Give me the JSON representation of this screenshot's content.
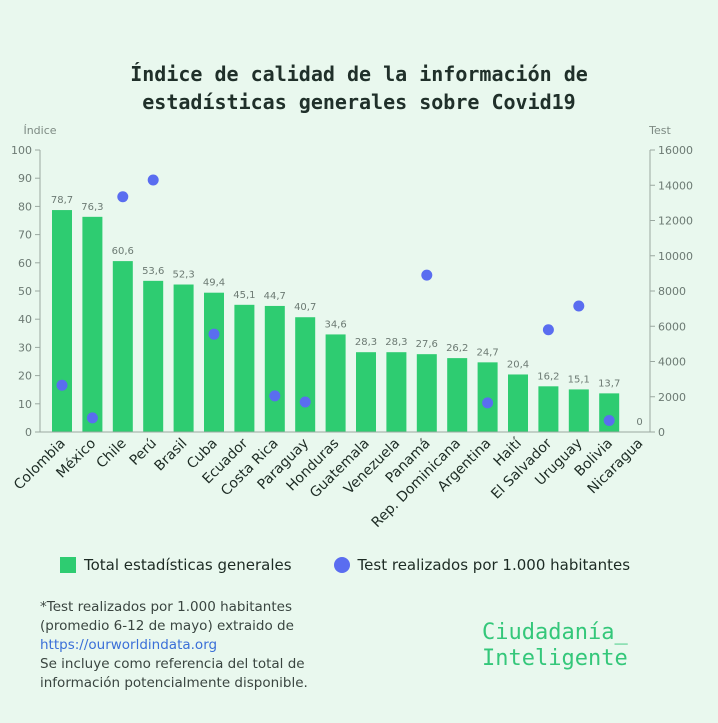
{
  "title_lines": [
    "Índice de calidad de la información de",
    "estadísticas generales sobre Covid19"
  ],
  "legend": {
    "bars": "Total estadísticas generales",
    "dots": "Test realizados por 1.000 habitantes"
  },
  "footnote": {
    "line1": "*Test realizados por 1.000 habitantes",
    "line2": "(promedio 6-12 de mayo) extraido de",
    "link": "https://ourworldindata.org",
    "line3": "Se incluye como referencia del total de",
    "line4": "información potencialmente disponible."
  },
  "brand": {
    "line1": "Ciudadanía_",
    "line2": "Inteligente"
  },
  "colors": {
    "bar": "#2ecc71",
    "dot": "#5a6df0",
    "axis": "#9aa8a0",
    "text": "#1d2b24"
  },
  "chart_data": {
    "type": "bar",
    "categories": [
      "Colombia",
      "México",
      "Chile",
      "Perú",
      "Brasil",
      "Cuba",
      "Ecuador",
      "Costa Rica",
      "Paraguay",
      "Honduras",
      "Guatemala",
      "Venezuela",
      "Panamá",
      "Rep. Dominicana",
      "Argentina",
      "Haití",
      "El Salvador",
      "Uruguay",
      "Bolivia",
      "Nicaragua"
    ],
    "series": [
      {
        "name": "Total estadísticas generales",
        "axis": "left",
        "values": [
          78.7,
          76.3,
          60.6,
          53.6,
          52.3,
          49.4,
          45.1,
          44.7,
          40.7,
          34.6,
          28.3,
          28.3,
          27.6,
          26.2,
          24.7,
          20.4,
          16.2,
          15.1,
          13.7,
          0
        ],
        "labels": [
          "78,7",
          "76,3",
          "60,6",
          "53,6",
          "52,3",
          "49,4",
          "45,1",
          "44,7",
          "40,7",
          "34,6",
          "28,3",
          "28,3",
          "27,6",
          "26,2",
          "24,7",
          "20,4",
          "16,2",
          "15,1",
          "13,7",
          "0"
        ]
      },
      {
        "name": "Test realizados por 1.000 habitantes",
        "axis": "right",
        "type": "scatter",
        "values": [
          2650,
          800,
          13350,
          14300,
          null,
          5550,
          null,
          2050,
          1700,
          null,
          null,
          null,
          8900,
          null,
          1650,
          null,
          5800,
          7150,
          650,
          null
        ]
      }
    ],
    "ylabel": "Índice",
    "y2label": "Test",
    "ylim": [
      0,
      100
    ],
    "y2lim": [
      0,
      16000
    ],
    "yticks": [
      0,
      10,
      20,
      30,
      40,
      50,
      60,
      70,
      80,
      90,
      100
    ],
    "y2ticks": [
      0,
      2000,
      4000,
      6000,
      8000,
      10000,
      12000,
      14000,
      16000
    ]
  }
}
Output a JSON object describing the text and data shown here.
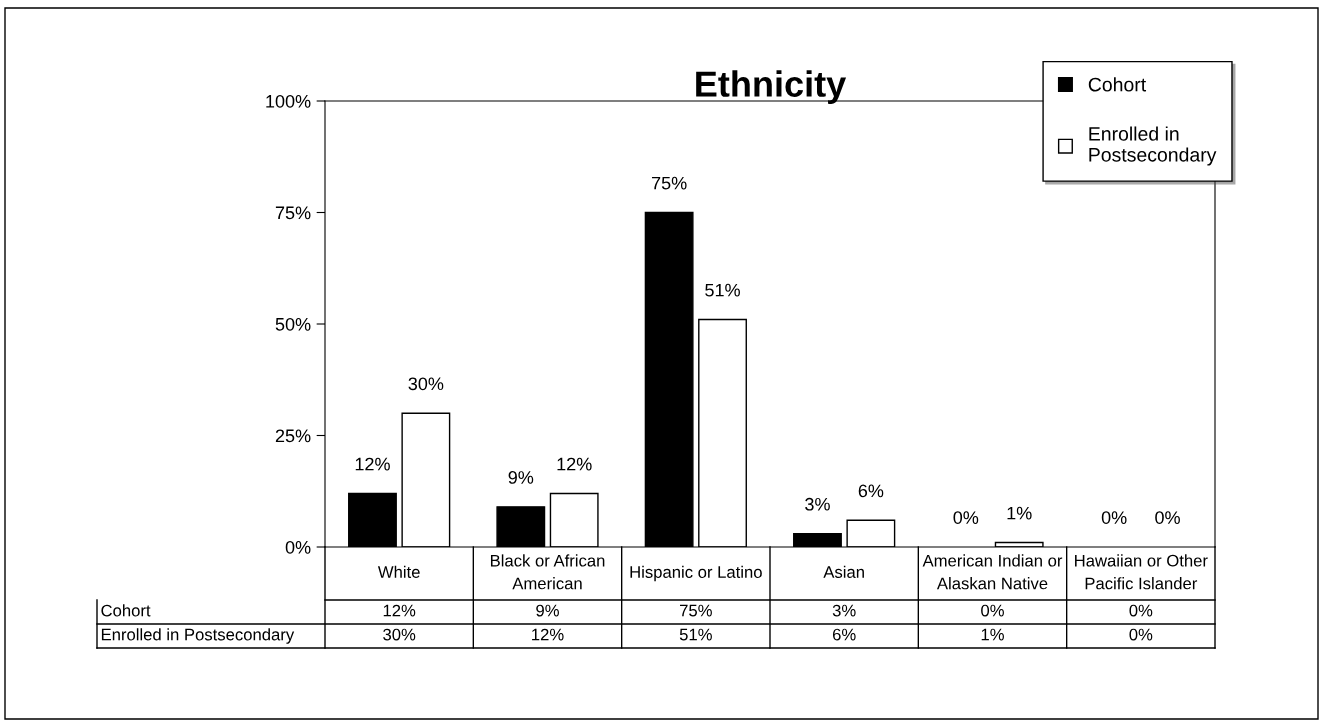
{
  "chart_data": {
    "type": "bar",
    "title": "Ethnicity",
    "categories": [
      "White",
      "Black or African\nAmerican",
      "Hispanic or Latino",
      "Asian",
      "American Indian or\nAlaskan Native",
      "Hawaiian or Other\nPacific Islander"
    ],
    "series": [
      {
        "name": "Cohort",
        "color": "#000000",
        "values": [
          12,
          9,
          75,
          3,
          0,
          0
        ],
        "value_labels": [
          "12%",
          "9%",
          "75%",
          "3%",
          "0%",
          "0%"
        ]
      },
      {
        "name": "Enrolled in\nPostsecondary",
        "color": "#ffffff",
        "values": [
          30,
          12,
          51,
          6,
          1,
          0
        ],
        "value_labels": [
          "30%",
          "12%",
          "51%",
          "6%",
          "1%",
          "0%"
        ]
      }
    ],
    "ylim": [
      0,
      100
    ],
    "yticks": [
      {
        "value": 0,
        "label": "0%"
      },
      {
        "value": 25,
        "label": "25%"
      },
      {
        "value": 50,
        "label": "50%"
      },
      {
        "value": 75,
        "label": "75%"
      },
      {
        "value": 100,
        "label": "100%"
      }
    ],
    "grid": false,
    "legend": "top right"
  }
}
====
Objective >> Go through the listing above and write it out again exactly, dropping the pictures.

Complete answer >>
Give me the JSON representation of this screenshot's content.
{
  "title_lines": [
    "Índice de calidad de la información de",
    "estadísticas generales sobre Covid19"
  ],
  "legend": {
    "bars": "Total estadísticas generales",
    "dots": "Test realizados por 1.000 habitantes"
  },
  "footnote": {
    "line1": "*Test realizados por 1.000 habitantes",
    "line2": "(promedio 6-12 de mayo) extraido de",
    "link": "https://ourworldindata.org",
    "line3": "Se incluye como referencia del total de",
    "line4": "información potencialmente disponible."
  },
  "brand": {
    "line1": "Ciudadanía_",
    "line2": "Inteligente"
  },
  "colors": {
    "bar": "#2ecc71",
    "dot": "#5a6df0",
    "axis": "#9aa8a0",
    "text": "#1d2b24"
  },
  "chart_data": {
    "type": "bar",
    "categories": [
      "Colombia",
      "México",
      "Chile",
      "Perú",
      "Brasil",
      "Cuba",
      "Ecuador",
      "Costa Rica",
      "Paraguay",
      "Honduras",
      "Guatemala",
      "Venezuela",
      "Panamá",
      "Rep. Dominicana",
      "Argentina",
      "Haití",
      "El Salvador",
      "Uruguay",
      "Bolivia",
      "Nicaragua"
    ],
    "series": [
      {
        "name": "Total estadísticas generales",
        "axis": "left",
        "values": [
          78.7,
          76.3,
          60.6,
          53.6,
          52.3,
          49.4,
          45.1,
          44.7,
          40.7,
          34.6,
          28.3,
          28.3,
          27.6,
          26.2,
          24.7,
          20.4,
          16.2,
          15.1,
          13.7,
          0
        ],
        "labels": [
          "78,7",
          "76,3",
          "60,6",
          "53,6",
          "52,3",
          "49,4",
          "45,1",
          "44,7",
          "40,7",
          "34,6",
          "28,3",
          "28,3",
          "27,6",
          "26,2",
          "24,7",
          "20,4",
          "16,2",
          "15,1",
          "13,7",
          "0"
        ]
      },
      {
        "name": "Test realizados por 1.000 habitantes",
        "axis": "right",
        "type": "scatter",
        "values": [
          2650,
          800,
          13350,
          14300,
          null,
          5550,
          null,
          2050,
          1700,
          null,
          null,
          null,
          8900,
          null,
          1650,
          null,
          5800,
          7150,
          650,
          null
        ]
      }
    ],
    "ylabel": "Índice",
    "y2label": "Test",
    "ylim": [
      0,
      100
    ],
    "y2lim": [
      0,
      16000
    ],
    "yticks": [
      0,
      10,
      20,
      30,
      40,
      50,
      60,
      70,
      80,
      90,
      100
    ],
    "y2ticks": [
      0,
      2000,
      4000,
      6000,
      8000,
      10000,
      12000,
      14000,
      16000
    ]
  }
}
Output a JSON object describing the text and data shown here.
{
  "chart_data": {
    "type": "bar",
    "title": "Ethnicity",
    "categories": [
      "White",
      "Black or African\nAmerican",
      "Hispanic or Latino",
      "Asian",
      "American Indian or\nAlaskan Native",
      "Hawaiian or Other\nPacific Islander"
    ],
    "series": [
      {
        "name": "Cohort",
        "color": "#000000",
        "values": [
          12,
          9,
          75,
          3,
          0,
          0
        ],
        "value_labels": [
          "12%",
          "9%",
          "75%",
          "3%",
          "0%",
          "0%"
        ]
      },
      {
        "name": "Enrolled in\nPostsecondary",
        "color": "#ffffff",
        "values": [
          30,
          12,
          51,
          6,
          1,
          0
        ],
        "value_labels": [
          "30%",
          "12%",
          "51%",
          "6%",
          "1%",
          "0%"
        ]
      }
    ],
    "ylim": [
      0,
      100
    ],
    "yticks": [
      {
        "value": 0,
        "label": "0%"
      },
      {
        "value": 25,
        "label": "25%"
      },
      {
        "value": 50,
        "label": "50%"
      },
      {
        "value": 75,
        "label": "75%"
      },
      {
        "value": 100,
        "label": "100%"
      }
    ],
    "grid": false,
    "legend": "top right"
  }
}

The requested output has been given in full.